• [EXERCISE BRIEF]: Look through the data and write out every line with the word "Central" in it.

• [DATASET]:
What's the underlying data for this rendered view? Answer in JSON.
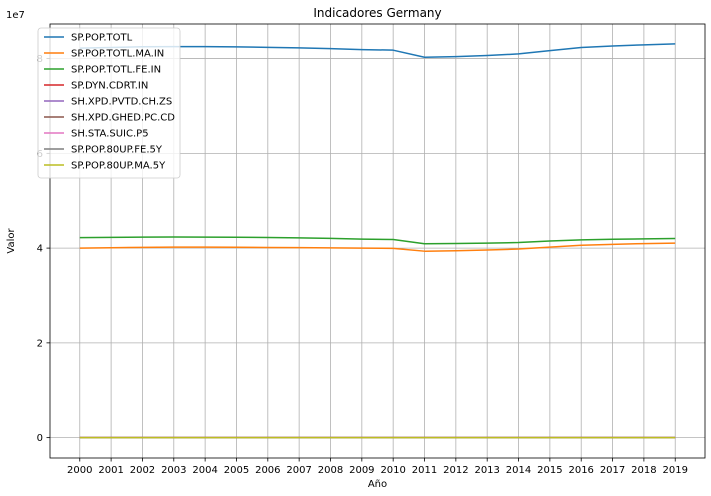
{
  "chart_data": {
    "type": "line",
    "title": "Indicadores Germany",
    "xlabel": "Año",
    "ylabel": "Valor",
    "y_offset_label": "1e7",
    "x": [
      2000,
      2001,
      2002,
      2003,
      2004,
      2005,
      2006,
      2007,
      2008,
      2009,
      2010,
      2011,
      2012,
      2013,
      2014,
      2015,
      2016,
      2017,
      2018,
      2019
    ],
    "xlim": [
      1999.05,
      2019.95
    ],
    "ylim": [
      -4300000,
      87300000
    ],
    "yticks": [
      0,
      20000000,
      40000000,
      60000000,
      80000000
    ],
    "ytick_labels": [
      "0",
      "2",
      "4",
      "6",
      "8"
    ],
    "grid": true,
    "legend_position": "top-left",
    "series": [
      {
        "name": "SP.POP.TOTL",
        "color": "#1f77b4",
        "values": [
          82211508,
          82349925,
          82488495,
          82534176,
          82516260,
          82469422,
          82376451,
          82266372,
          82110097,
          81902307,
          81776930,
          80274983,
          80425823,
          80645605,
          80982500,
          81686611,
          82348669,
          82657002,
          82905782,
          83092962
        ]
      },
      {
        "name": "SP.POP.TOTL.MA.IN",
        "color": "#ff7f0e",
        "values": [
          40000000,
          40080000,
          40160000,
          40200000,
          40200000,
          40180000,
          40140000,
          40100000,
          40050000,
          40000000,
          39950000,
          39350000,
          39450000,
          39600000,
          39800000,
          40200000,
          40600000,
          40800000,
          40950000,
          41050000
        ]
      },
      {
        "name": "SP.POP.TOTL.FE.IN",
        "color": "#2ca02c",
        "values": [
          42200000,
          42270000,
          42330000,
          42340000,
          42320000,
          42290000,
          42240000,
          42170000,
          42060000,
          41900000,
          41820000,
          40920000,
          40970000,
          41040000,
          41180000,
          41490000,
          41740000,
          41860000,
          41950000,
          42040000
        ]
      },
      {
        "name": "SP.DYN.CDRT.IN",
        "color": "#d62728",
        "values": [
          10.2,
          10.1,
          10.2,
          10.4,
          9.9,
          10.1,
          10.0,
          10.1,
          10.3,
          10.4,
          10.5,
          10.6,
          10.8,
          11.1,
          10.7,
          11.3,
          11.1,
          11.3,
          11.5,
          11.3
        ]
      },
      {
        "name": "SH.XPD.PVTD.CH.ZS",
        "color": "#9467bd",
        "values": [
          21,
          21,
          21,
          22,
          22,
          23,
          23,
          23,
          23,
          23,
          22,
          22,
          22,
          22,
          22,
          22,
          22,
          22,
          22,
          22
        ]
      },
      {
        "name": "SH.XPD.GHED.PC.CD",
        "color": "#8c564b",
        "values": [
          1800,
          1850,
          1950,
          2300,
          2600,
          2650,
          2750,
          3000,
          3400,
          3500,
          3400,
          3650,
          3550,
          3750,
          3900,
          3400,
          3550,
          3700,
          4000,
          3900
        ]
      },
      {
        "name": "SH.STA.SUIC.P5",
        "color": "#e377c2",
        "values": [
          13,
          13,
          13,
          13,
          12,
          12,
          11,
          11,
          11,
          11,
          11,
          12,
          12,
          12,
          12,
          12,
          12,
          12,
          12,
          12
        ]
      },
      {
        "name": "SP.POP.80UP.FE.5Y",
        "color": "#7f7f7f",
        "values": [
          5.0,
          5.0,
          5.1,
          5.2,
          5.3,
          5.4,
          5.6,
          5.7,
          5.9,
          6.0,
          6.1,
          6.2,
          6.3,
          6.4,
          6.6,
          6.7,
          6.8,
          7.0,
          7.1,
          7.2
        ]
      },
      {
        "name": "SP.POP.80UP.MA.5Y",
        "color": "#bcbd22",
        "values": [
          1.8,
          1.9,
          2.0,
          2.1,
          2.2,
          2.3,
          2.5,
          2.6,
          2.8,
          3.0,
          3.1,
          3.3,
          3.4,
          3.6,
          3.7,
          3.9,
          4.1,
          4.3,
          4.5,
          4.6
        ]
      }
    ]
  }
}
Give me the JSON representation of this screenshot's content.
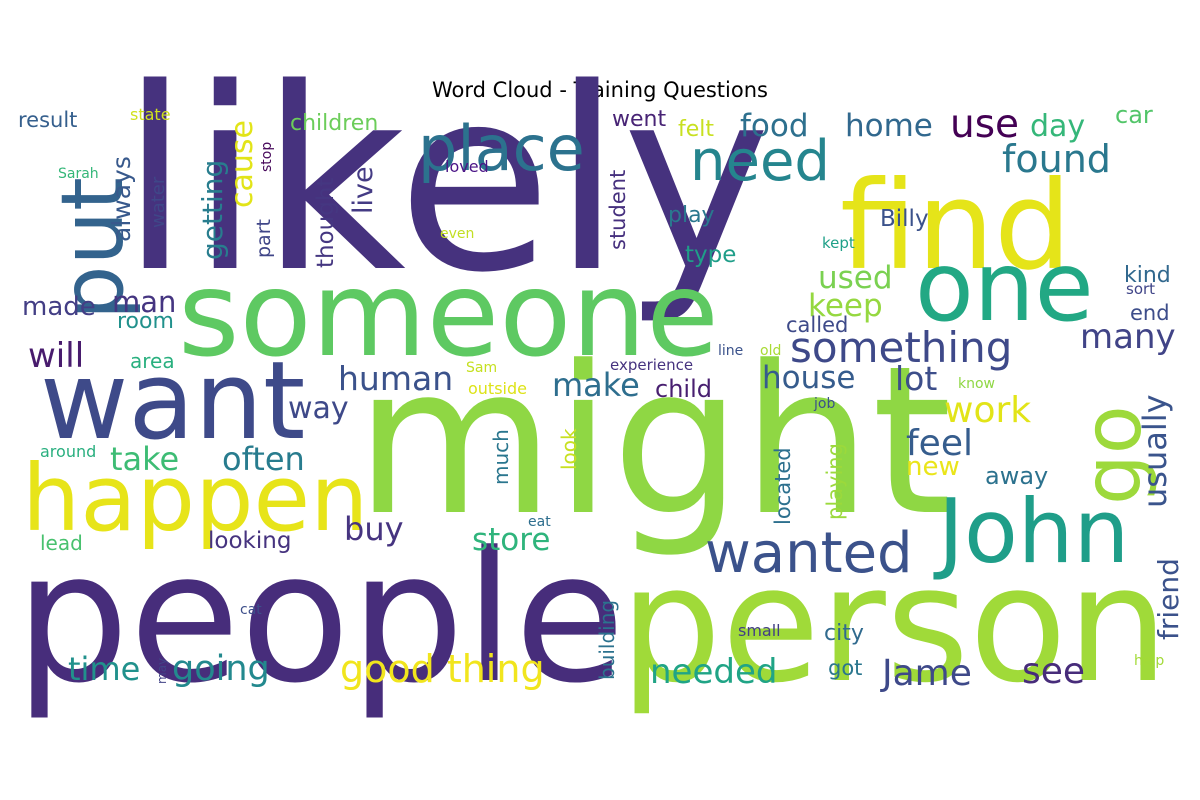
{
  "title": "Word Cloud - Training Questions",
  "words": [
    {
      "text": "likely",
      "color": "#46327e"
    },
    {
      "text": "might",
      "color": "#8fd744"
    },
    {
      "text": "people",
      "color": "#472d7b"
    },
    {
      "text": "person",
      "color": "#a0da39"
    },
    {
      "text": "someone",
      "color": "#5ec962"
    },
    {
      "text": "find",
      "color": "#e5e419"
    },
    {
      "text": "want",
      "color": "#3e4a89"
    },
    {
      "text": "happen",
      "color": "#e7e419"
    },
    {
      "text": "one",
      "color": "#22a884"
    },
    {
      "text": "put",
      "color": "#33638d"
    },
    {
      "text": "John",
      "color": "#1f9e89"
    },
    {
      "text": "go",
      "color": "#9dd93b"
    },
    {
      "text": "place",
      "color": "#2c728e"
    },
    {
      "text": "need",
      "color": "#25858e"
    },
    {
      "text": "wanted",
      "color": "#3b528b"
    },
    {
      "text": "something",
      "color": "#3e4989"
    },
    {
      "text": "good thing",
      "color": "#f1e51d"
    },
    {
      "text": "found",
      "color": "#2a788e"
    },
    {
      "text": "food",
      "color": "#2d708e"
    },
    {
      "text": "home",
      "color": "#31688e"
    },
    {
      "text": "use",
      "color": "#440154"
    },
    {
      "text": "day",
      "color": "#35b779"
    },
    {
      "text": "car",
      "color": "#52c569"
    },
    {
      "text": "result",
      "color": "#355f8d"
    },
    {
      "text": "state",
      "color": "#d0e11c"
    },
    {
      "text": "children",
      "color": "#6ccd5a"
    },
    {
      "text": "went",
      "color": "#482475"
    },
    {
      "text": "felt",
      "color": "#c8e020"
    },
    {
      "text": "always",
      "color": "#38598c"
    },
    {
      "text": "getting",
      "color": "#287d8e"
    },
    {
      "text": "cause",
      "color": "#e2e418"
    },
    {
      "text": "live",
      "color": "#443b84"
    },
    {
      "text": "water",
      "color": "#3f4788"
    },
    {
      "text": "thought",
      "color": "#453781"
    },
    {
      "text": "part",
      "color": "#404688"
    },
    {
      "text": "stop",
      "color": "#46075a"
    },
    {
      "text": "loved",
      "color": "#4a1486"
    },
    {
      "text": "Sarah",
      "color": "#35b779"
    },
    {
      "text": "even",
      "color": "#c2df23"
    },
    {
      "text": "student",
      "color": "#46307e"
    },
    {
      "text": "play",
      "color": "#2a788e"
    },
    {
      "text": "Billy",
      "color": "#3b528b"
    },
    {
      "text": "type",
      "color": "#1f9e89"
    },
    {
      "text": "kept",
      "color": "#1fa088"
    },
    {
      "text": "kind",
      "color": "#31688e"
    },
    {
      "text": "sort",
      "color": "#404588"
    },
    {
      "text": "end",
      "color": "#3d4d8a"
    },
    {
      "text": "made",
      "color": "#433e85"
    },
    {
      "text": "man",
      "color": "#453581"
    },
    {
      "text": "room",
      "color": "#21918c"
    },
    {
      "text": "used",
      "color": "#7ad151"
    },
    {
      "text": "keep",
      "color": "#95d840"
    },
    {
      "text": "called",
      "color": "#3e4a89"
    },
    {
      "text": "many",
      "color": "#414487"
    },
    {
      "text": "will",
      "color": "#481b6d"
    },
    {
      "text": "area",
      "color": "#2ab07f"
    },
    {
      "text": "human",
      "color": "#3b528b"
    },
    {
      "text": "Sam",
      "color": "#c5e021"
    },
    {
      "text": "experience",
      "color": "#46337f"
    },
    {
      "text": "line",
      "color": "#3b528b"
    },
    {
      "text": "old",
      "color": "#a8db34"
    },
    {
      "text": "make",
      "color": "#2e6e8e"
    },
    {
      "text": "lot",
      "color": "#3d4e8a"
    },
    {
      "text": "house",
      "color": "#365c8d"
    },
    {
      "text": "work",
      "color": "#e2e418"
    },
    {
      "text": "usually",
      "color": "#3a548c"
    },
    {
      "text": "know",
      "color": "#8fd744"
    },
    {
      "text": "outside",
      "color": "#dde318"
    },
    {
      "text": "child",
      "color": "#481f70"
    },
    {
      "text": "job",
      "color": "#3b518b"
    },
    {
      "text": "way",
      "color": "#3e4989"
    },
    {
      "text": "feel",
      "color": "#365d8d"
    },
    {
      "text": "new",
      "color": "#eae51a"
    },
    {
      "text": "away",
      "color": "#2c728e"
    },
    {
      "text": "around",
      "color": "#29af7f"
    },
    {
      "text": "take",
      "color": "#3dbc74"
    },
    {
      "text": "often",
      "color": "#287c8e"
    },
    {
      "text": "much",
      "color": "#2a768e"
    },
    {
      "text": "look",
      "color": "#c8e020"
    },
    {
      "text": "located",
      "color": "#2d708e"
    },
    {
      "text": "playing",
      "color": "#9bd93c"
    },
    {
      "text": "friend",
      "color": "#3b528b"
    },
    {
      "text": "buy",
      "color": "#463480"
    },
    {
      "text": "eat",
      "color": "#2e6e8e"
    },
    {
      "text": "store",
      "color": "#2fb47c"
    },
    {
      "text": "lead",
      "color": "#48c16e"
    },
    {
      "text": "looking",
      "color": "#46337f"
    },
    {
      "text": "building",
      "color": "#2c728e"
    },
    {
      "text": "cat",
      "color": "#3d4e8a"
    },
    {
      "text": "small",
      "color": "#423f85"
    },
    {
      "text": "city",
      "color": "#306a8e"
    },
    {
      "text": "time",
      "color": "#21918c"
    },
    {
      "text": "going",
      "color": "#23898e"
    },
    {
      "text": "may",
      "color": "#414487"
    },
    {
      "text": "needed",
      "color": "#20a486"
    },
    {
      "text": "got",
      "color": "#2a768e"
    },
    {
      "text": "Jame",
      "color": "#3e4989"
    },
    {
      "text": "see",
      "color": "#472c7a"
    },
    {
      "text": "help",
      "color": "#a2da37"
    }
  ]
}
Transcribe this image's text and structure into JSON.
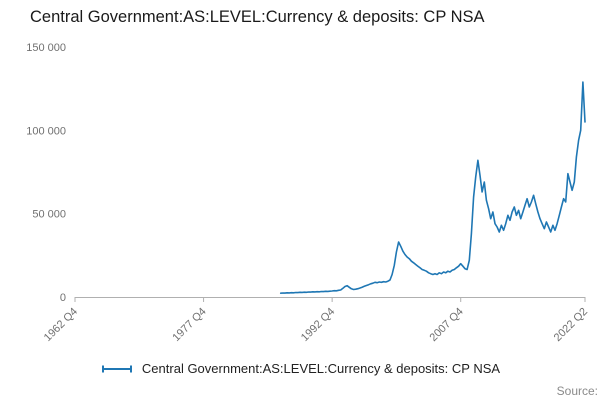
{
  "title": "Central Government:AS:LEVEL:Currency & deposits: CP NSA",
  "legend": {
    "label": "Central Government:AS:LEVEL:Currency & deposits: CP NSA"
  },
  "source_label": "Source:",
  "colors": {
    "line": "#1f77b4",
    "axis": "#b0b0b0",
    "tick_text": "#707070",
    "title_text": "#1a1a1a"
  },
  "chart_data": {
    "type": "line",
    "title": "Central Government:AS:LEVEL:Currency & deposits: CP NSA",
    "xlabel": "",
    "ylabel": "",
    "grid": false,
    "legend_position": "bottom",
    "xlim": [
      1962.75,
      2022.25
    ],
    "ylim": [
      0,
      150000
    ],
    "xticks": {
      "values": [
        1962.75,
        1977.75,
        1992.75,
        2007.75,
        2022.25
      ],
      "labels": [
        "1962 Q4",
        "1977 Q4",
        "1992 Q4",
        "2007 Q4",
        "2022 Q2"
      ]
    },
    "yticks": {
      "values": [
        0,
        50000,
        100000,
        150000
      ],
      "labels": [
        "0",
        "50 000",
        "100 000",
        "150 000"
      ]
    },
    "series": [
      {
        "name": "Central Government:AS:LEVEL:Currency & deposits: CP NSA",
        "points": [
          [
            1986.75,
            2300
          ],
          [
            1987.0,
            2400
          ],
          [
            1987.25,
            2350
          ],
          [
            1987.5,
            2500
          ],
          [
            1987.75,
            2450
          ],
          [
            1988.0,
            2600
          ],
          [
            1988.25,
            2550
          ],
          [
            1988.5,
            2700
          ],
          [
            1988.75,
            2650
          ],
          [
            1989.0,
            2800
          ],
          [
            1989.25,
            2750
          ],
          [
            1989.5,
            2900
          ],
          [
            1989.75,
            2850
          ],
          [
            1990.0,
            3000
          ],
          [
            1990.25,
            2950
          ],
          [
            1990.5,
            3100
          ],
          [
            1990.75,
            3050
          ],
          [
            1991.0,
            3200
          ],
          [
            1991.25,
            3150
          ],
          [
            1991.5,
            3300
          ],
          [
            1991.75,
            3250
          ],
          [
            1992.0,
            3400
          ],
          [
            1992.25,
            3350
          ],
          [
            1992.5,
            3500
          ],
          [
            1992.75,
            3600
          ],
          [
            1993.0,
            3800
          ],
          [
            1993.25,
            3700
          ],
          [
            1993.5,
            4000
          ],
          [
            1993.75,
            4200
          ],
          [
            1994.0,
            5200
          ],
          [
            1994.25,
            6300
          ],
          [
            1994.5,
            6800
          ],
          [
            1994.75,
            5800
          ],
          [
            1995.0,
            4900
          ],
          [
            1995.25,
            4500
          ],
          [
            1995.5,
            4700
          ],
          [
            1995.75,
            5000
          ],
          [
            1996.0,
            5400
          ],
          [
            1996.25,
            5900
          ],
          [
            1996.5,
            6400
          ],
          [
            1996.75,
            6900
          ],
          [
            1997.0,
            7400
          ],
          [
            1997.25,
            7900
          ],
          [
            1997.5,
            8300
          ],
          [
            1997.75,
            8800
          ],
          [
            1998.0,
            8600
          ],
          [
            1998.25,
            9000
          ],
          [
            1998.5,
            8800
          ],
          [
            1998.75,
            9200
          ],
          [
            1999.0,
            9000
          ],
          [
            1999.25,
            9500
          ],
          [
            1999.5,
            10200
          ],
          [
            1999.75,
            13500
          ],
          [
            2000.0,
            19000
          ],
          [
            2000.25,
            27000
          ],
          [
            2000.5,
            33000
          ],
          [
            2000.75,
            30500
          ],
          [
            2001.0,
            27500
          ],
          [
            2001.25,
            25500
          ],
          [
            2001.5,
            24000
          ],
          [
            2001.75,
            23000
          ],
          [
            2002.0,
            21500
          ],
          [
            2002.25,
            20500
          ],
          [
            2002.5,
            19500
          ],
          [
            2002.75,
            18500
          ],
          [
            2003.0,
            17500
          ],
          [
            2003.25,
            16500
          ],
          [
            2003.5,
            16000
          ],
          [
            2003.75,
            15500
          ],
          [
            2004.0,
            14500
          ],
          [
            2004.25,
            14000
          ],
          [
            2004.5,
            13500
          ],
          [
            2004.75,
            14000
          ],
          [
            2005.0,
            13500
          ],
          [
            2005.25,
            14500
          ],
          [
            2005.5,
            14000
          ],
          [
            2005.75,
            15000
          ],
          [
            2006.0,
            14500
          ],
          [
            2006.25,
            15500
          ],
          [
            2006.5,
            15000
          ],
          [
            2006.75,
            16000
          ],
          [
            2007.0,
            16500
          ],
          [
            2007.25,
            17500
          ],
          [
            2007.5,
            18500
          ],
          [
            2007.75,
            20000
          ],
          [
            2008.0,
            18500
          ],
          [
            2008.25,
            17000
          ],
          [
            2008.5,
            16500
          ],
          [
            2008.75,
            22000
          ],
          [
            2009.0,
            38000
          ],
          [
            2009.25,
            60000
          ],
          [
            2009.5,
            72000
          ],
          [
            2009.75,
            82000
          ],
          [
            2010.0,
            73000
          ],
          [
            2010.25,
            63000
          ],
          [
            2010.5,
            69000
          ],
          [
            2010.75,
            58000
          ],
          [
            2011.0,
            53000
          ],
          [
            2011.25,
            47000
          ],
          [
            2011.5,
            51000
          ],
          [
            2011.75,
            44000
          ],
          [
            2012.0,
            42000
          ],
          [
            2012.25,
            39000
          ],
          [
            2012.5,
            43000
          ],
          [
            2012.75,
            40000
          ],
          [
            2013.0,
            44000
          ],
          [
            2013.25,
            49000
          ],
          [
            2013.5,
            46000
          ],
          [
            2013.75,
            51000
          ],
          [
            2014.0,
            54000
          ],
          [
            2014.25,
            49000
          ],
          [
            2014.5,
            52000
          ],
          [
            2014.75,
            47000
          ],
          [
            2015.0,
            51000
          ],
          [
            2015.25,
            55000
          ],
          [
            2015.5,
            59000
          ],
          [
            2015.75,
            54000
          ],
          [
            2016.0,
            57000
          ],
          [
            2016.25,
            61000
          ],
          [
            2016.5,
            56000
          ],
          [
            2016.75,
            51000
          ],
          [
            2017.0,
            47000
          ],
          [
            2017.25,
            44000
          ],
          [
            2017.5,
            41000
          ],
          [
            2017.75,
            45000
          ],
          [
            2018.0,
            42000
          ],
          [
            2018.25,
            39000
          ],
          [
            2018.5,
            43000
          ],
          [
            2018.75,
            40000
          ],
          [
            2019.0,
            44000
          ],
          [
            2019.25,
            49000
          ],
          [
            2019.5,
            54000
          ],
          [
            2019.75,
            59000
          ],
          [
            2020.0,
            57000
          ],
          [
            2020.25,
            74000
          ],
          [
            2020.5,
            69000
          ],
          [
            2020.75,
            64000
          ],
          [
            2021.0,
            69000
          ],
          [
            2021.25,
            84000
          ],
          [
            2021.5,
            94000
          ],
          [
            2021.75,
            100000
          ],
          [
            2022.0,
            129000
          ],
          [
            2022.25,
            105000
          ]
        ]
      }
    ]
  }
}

• [FULL ANSWER]:
  "title": "Central Government:AS:LEVEL:Currency & deposits: CP NSA",
    "label": "Central Government:AS:LEVEL:Currency & deposits: CP NSA"
    "title": "Central Government:AS:LEVEL:Currency & deposits: CP NSA",
        "name": "Central Government:AS:LEVEL:Currency & deposits: CP NSA",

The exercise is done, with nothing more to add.